----- ENTRIES SHOWN

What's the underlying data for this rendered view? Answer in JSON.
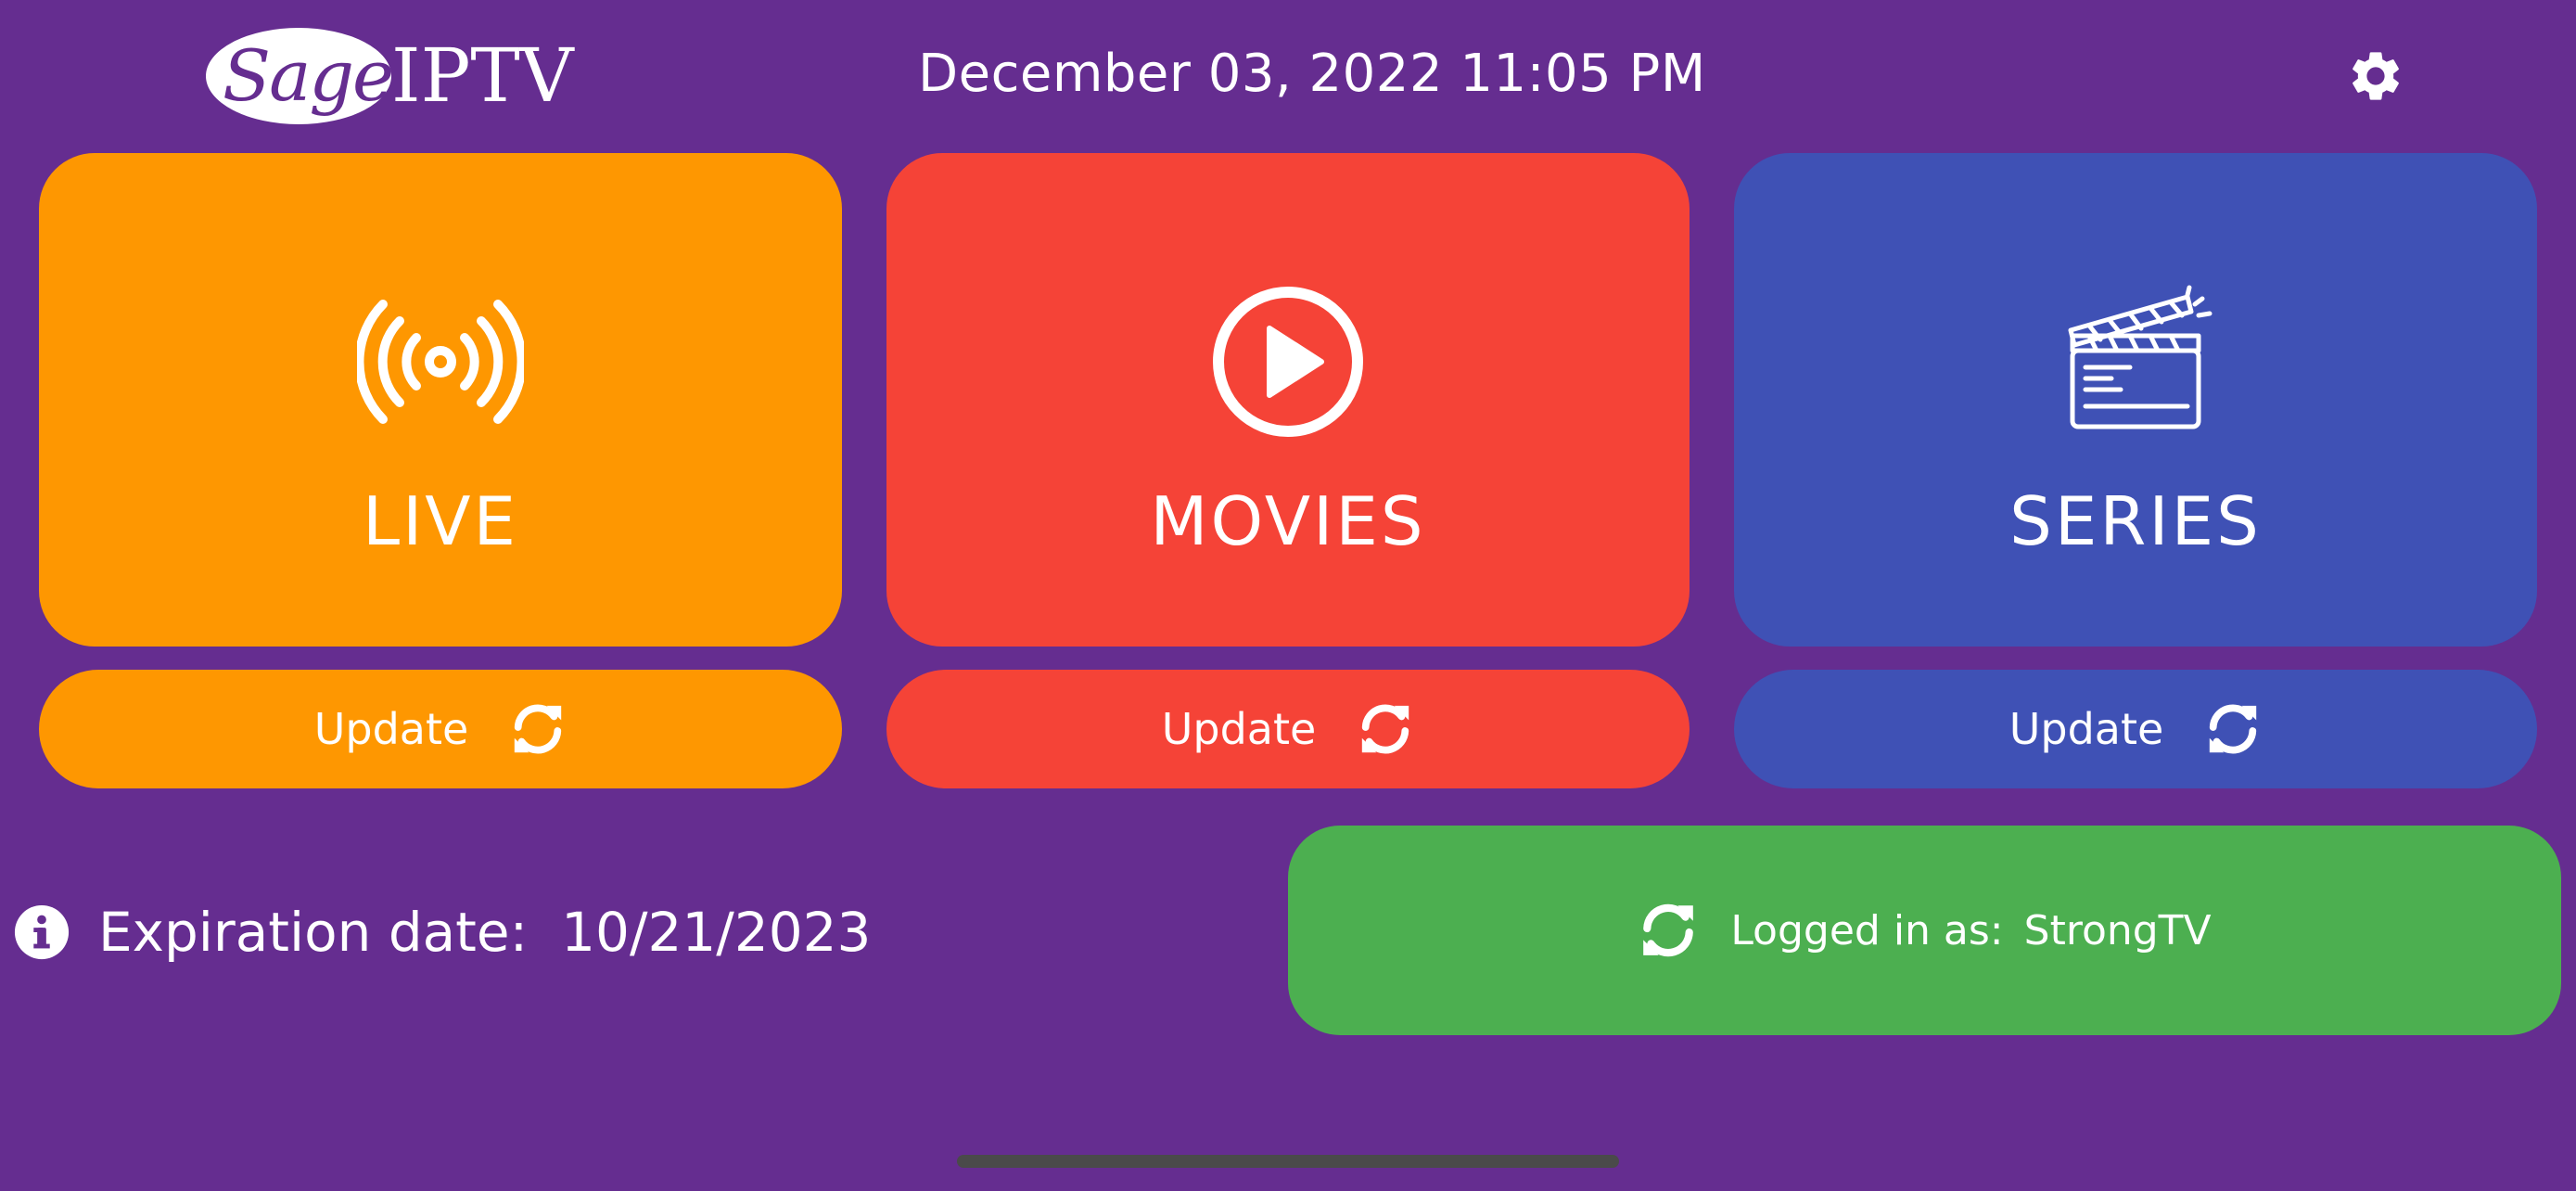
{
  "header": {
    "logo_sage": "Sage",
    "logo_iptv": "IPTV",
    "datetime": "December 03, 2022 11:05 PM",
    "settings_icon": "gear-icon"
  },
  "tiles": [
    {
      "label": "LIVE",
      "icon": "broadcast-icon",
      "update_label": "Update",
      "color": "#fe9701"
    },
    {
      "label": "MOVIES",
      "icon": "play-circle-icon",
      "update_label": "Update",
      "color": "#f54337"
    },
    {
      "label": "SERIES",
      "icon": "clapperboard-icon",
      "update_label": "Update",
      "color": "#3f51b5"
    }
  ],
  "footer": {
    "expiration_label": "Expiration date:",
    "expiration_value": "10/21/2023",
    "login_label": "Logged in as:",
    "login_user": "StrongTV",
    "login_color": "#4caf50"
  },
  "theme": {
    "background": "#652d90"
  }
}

----------
----- ENTRIES SHOWN

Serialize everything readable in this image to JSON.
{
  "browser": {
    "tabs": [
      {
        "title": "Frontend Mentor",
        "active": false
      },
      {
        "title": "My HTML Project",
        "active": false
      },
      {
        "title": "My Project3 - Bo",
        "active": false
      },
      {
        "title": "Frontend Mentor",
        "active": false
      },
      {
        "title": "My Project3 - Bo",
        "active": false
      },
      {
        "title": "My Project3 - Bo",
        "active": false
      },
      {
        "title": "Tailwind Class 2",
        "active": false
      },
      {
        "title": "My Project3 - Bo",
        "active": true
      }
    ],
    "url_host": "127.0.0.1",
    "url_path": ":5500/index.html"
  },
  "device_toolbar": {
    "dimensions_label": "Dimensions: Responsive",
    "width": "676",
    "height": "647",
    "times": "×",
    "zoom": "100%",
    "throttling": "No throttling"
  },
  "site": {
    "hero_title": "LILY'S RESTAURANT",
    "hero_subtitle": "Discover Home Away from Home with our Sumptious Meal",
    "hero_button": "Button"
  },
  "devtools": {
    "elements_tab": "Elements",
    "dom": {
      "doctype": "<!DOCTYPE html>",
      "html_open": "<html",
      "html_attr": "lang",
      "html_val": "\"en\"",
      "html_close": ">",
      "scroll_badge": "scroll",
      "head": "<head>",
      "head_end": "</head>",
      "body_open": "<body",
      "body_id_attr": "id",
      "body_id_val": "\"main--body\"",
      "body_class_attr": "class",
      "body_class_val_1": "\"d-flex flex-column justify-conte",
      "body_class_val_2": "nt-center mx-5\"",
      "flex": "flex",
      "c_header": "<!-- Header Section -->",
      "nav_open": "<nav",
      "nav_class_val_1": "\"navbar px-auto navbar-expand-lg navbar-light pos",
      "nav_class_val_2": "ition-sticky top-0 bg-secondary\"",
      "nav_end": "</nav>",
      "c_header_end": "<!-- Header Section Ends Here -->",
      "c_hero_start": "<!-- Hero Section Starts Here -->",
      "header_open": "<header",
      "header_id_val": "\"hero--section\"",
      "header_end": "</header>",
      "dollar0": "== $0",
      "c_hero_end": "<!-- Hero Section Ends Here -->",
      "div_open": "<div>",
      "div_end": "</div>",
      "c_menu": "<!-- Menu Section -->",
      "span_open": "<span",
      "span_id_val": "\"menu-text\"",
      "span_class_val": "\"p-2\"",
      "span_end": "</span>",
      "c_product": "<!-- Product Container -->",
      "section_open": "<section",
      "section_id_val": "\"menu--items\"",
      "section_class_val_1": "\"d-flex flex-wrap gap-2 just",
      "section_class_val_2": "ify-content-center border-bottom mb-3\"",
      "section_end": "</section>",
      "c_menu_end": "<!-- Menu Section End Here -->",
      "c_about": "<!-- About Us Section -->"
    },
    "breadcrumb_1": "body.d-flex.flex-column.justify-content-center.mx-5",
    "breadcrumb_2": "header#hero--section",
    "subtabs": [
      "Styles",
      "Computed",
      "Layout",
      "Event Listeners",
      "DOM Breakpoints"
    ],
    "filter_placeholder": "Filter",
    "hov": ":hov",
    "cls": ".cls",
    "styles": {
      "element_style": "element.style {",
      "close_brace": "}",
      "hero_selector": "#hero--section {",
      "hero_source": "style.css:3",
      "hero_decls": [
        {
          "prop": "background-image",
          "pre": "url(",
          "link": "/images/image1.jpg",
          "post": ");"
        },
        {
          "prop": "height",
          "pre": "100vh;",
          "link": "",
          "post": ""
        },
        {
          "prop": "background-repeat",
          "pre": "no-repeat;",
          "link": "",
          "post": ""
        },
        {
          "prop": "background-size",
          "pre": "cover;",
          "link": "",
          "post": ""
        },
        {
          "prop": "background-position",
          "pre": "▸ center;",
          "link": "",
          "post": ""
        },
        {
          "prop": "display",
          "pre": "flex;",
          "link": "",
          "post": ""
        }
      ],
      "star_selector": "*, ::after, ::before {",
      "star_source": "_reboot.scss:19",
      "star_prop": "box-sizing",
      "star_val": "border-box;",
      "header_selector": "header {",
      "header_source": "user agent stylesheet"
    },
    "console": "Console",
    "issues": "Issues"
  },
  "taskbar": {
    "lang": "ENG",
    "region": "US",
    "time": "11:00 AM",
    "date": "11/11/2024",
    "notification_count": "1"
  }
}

----------
----- ENTRIES SHOWN

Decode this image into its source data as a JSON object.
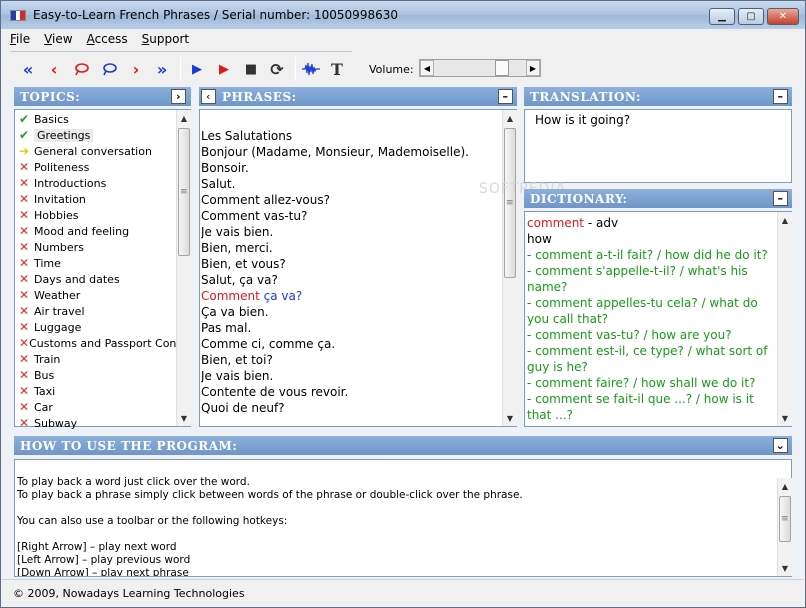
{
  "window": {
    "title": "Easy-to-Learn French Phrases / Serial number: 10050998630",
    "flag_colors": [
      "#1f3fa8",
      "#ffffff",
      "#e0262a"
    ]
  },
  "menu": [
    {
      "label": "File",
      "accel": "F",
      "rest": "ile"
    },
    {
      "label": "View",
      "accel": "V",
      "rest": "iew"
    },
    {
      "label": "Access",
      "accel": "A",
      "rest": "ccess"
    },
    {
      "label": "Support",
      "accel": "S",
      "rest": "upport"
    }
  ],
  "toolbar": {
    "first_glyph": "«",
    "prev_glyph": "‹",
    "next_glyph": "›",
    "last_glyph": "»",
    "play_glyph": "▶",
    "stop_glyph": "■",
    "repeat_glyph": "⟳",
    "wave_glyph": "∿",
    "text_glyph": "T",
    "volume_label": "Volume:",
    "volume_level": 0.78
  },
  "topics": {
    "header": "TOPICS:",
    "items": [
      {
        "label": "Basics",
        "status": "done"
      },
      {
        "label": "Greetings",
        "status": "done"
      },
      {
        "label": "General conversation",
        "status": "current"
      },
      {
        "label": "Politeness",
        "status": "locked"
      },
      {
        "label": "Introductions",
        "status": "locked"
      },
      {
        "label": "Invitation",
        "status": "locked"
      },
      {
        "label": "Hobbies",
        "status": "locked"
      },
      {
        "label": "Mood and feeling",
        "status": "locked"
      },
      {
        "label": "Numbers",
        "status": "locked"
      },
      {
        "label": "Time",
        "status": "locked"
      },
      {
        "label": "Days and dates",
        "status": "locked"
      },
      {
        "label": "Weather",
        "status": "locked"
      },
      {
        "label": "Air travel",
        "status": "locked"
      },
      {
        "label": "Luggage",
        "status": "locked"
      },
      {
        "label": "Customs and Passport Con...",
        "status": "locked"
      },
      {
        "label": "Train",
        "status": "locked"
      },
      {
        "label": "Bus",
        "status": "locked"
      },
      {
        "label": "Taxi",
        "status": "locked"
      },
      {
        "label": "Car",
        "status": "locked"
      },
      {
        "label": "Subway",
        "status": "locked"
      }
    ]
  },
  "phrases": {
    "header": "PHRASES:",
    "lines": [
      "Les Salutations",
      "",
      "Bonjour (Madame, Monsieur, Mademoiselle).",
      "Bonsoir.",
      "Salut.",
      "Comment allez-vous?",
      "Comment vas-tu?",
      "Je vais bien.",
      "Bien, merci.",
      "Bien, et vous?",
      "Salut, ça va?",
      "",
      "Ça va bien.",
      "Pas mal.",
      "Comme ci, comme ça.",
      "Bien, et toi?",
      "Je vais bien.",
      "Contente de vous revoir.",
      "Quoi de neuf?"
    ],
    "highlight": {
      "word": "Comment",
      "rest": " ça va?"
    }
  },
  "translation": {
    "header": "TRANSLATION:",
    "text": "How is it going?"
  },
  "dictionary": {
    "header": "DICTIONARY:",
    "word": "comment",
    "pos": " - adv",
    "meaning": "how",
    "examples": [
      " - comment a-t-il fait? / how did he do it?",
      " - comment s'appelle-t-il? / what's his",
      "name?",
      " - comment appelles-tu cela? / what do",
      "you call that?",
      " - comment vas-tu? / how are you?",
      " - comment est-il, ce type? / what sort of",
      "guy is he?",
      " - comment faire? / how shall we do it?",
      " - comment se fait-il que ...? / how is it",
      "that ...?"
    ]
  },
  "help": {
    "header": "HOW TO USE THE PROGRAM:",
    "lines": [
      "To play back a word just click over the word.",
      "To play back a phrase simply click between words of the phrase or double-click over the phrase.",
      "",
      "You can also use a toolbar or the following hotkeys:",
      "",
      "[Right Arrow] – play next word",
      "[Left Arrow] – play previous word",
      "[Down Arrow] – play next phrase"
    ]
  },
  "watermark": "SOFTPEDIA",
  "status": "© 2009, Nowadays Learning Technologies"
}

----------

Search the records for the word "border", then list every line that has it.

[FULL RESPONSE]
      "section_class_val_2": "ify-content-center border-bottom mb-3\"",
      "star_val": "border-box;",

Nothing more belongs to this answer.